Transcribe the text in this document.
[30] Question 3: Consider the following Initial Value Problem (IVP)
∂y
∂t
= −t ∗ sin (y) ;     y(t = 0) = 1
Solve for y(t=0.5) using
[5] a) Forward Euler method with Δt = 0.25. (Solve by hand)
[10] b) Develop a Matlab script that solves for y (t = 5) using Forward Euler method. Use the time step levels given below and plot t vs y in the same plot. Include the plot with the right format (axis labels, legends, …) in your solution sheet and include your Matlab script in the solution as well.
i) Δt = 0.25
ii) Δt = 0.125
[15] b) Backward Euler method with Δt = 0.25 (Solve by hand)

+---+

* _JOB_:
Every record shown above must be echoed exactly.

* _CORRECT RESPONSE_:
Transcribe the text in this document.
[30] Question 3: Consider the following Initial Value Problem (IVP)
∂y
∂t
= −t ∗ sin (y) ;     y(t = 0) = 1
Solve for y(t=0.5) using
[5] a) Forward Euler method with Δt = 0.25. (Solve by hand)
[10] b) Develop a Matlab script that solves for y (t = 5) using Forward Euler method. Use the time step levels given below and plot t vs y in the same plot. Include the plot with the right format (axis labels, legends, …) in your solution sheet and include your Matlab script in the solution as well.
i) Δt = 0.25
ii) Δt = 0.125
[15] b) Backward Euler method with Δt = 0.25 (Solve by hand)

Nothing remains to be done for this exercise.